### DATA ENTRIES
◆ ◆ ◆ ◆ ◆ ◆ ◆

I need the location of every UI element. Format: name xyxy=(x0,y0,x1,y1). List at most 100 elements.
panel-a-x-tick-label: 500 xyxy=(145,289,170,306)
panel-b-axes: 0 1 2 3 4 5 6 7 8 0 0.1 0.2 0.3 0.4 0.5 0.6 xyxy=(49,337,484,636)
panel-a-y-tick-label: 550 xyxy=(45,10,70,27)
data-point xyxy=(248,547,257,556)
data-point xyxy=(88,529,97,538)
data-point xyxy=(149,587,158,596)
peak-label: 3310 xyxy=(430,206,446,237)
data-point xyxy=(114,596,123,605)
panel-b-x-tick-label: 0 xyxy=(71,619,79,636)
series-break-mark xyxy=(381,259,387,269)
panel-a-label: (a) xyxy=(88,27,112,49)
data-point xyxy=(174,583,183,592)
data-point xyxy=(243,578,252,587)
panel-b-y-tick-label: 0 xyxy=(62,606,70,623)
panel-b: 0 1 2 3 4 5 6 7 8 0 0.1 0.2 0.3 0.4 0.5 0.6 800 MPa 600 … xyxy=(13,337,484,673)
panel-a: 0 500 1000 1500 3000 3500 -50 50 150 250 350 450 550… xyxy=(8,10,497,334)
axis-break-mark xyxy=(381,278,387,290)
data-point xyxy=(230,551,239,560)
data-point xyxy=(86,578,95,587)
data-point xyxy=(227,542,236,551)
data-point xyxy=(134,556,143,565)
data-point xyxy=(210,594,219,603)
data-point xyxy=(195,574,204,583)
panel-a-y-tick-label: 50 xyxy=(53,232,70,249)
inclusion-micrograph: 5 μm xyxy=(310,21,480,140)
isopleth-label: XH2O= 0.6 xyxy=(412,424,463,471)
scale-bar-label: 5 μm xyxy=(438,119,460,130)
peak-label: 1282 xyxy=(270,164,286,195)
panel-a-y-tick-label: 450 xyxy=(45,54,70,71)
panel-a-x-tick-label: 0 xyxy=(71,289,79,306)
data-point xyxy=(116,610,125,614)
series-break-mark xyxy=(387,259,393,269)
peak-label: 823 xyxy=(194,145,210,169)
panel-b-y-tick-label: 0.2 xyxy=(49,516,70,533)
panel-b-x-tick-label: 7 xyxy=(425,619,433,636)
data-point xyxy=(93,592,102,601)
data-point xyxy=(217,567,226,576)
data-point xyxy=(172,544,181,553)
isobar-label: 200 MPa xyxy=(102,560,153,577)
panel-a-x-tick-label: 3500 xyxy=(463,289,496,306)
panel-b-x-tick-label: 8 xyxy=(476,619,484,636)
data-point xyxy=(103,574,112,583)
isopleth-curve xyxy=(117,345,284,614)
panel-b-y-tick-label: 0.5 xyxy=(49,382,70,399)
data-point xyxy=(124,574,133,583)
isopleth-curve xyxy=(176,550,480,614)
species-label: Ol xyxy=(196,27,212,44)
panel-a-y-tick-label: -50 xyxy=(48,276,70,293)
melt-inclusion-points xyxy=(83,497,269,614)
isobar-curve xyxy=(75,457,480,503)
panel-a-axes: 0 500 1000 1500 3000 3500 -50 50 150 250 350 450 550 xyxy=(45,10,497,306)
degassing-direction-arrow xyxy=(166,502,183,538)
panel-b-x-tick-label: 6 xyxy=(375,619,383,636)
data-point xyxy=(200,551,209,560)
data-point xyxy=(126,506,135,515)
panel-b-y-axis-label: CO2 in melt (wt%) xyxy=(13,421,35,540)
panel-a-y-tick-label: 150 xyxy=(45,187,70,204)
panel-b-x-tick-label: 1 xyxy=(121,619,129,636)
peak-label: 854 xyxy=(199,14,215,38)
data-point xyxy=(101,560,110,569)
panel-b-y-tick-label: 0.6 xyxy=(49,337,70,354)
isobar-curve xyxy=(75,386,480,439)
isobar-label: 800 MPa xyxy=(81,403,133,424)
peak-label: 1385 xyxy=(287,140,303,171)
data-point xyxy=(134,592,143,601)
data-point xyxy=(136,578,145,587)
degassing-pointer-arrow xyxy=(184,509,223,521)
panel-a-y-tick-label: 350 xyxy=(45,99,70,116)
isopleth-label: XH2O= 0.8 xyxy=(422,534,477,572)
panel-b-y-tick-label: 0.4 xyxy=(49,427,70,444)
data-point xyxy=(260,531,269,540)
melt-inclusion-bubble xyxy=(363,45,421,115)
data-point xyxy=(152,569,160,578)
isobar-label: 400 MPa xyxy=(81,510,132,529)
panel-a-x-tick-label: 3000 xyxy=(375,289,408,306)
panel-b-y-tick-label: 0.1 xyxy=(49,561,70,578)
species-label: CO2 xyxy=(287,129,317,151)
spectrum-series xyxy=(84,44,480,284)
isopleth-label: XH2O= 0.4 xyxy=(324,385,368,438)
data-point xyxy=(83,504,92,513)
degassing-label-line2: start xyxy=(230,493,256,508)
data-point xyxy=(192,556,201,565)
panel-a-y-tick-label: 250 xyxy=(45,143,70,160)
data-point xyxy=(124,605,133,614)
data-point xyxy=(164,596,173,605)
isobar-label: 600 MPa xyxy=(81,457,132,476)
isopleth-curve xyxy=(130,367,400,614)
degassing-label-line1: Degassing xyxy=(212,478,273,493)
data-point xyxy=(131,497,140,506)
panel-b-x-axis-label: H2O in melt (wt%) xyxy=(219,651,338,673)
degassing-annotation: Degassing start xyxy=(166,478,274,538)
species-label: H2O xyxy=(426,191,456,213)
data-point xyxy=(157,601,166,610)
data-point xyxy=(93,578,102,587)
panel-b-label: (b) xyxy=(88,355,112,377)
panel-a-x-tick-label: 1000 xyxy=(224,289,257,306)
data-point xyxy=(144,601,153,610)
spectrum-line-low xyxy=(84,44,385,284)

◆ ◆ ◆ ◆ ◆ ◆ ◆

### STATED GOAL
Rewrite the data above, swapping "isopleth-curve" for "isopleth-line" everywhere it occurs and leaving all else unchanged.

### EXERCISE ANSWER
I need the location of every UI element. Format: name xyxy=(x0,y0,x1,y1). List at most 100 elements.
panel-a-x-tick-label: 500 xyxy=(145,289,170,306)
panel-b-axes: 0 1 2 3 4 5 6 7 8 0 0.1 0.2 0.3 0.4 0.5 0.6 xyxy=(49,337,484,636)
panel-a-y-tick-label: 550 xyxy=(45,10,70,27)
data-point xyxy=(248,547,257,556)
data-point xyxy=(88,529,97,538)
data-point xyxy=(149,587,158,596)
peak-label: 3310 xyxy=(430,206,446,237)
data-point xyxy=(114,596,123,605)
panel-b-x-tick-label: 0 xyxy=(71,619,79,636)
series-break-mark xyxy=(381,259,387,269)
panel-a-label: (a) xyxy=(88,27,112,49)
data-point xyxy=(174,583,183,592)
data-point xyxy=(243,578,252,587)
panel-b-y-tick-label: 0 xyxy=(62,606,70,623)
panel-b: 0 1 2 3 4 5 6 7 8 0 0.1 0.2 0.3 0.4 0.5 0.6 800 MPa 600 … xyxy=(13,337,484,673)
panel-a: 0 500 1000 1500 3000 3500 -50 50 150 250 350 450 550… xyxy=(8,10,497,334)
axis-break-mark xyxy=(381,278,387,290)
data-point xyxy=(230,551,239,560)
data-point xyxy=(86,578,95,587)
data-point xyxy=(227,542,236,551)
data-point xyxy=(134,556,143,565)
data-point xyxy=(210,594,219,603)
data-point xyxy=(195,574,204,583)
panel-a-y-tick-label: 50 xyxy=(53,232,70,249)
inclusion-micrograph: 5 μm xyxy=(310,21,480,140)
isopleth-label: XH2O= 0.6 xyxy=(412,424,463,471)
scale-bar-label: 5 μm xyxy=(438,119,460,130)
peak-label: 1282 xyxy=(270,164,286,195)
panel-a-y-tick-label: 450 xyxy=(45,54,70,71)
panel-a-x-tick-label: 0 xyxy=(71,289,79,306)
data-point xyxy=(116,610,125,614)
series-break-mark xyxy=(387,259,393,269)
peak-label: 823 xyxy=(194,145,210,169)
panel-b-y-tick-label: 0.2 xyxy=(49,516,70,533)
panel-b-x-tick-label: 7 xyxy=(425,619,433,636)
data-point xyxy=(93,592,102,601)
data-point xyxy=(217,567,226,576)
data-point xyxy=(172,544,181,553)
isobar-label: 200 MPa xyxy=(102,560,153,577)
panel-a-x-tick-label: 3500 xyxy=(463,289,496,306)
panel-b-x-tick-label: 8 xyxy=(476,619,484,636)
data-point xyxy=(103,574,112,583)
isopleth-line xyxy=(117,345,284,614)
panel-b-y-tick-label: 0.5 xyxy=(49,382,70,399)
data-point xyxy=(124,574,133,583)
isopleth-line xyxy=(176,550,480,614)
species-label: Ol xyxy=(196,27,212,44)
panel-a-y-tick-label: -50 xyxy=(48,276,70,293)
melt-inclusion-points xyxy=(83,497,269,614)
isobar-curve xyxy=(75,457,480,503)
panel-a-axes: 0 500 1000 1500 3000 3500 -50 50 150 250 350 450 550 xyxy=(45,10,497,306)
degassing-direction-arrow xyxy=(166,502,183,538)
panel-b-x-tick-label: 6 xyxy=(375,619,383,636)
data-point xyxy=(200,551,209,560)
data-point xyxy=(126,506,135,515)
panel-b-y-axis-label: CO2 in melt (wt%) xyxy=(13,421,35,540)
panel-a-y-tick-label: 150 xyxy=(45,187,70,204)
panel-b-x-tick-label: 1 xyxy=(121,619,129,636)
peak-label: 854 xyxy=(199,14,215,38)
data-point xyxy=(101,560,110,569)
panel-b-y-tick-label: 0.6 xyxy=(49,337,70,354)
isobar-curve xyxy=(75,386,480,439)
isobar-label: 800 MPa xyxy=(81,403,133,424)
peak-label: 1385 xyxy=(287,140,303,171)
data-point xyxy=(134,592,143,601)
data-point xyxy=(136,578,145,587)
degassing-pointer-arrow xyxy=(184,509,223,521)
panel-a-y-tick-label: 350 xyxy=(45,99,70,116)
isopleth-label: XH2O= 0.8 xyxy=(422,534,477,572)
panel-b-y-tick-label: 0.4 xyxy=(49,427,70,444)
data-point xyxy=(260,531,269,540)
melt-inclusion-bubble xyxy=(363,45,421,115)
data-point xyxy=(152,569,160,578)
isobar-label: 400 MPa xyxy=(81,510,132,529)
panel-a-x-tick-label: 3000 xyxy=(375,289,408,306)
panel-b-y-tick-label: 0.1 xyxy=(49,561,70,578)
species-label: CO2 xyxy=(287,129,317,151)
spectrum-series xyxy=(84,44,480,284)
isopleth-label: XH2O= 0.4 xyxy=(324,385,368,438)
data-point xyxy=(83,504,92,513)
degassing-label-line2: start xyxy=(230,493,256,508)
data-point xyxy=(192,556,201,565)
panel-a-y-tick-label: 250 xyxy=(45,143,70,160)
data-point xyxy=(124,605,133,614)
data-point xyxy=(164,596,173,605)
isobar-label: 600 MPa xyxy=(81,457,132,476)
isopleth-line xyxy=(130,367,400,614)
degassing-label-line1: Degassing xyxy=(212,478,273,493)
data-point xyxy=(131,497,140,506)
panel-b-x-axis-label: H2O in melt (wt%) xyxy=(219,651,338,673)
degassing-annotation: Degassing start xyxy=(166,478,274,538)
species-label: H2O xyxy=(426,191,456,213)
data-point xyxy=(157,601,166,610)
data-point xyxy=(93,578,102,587)
panel-b-label: (b) xyxy=(88,355,112,377)
panel-a-x-tick-label: 1000 xyxy=(224,289,257,306)
data-point xyxy=(144,601,153,610)
spectrum-line-low xyxy=(84,44,385,284)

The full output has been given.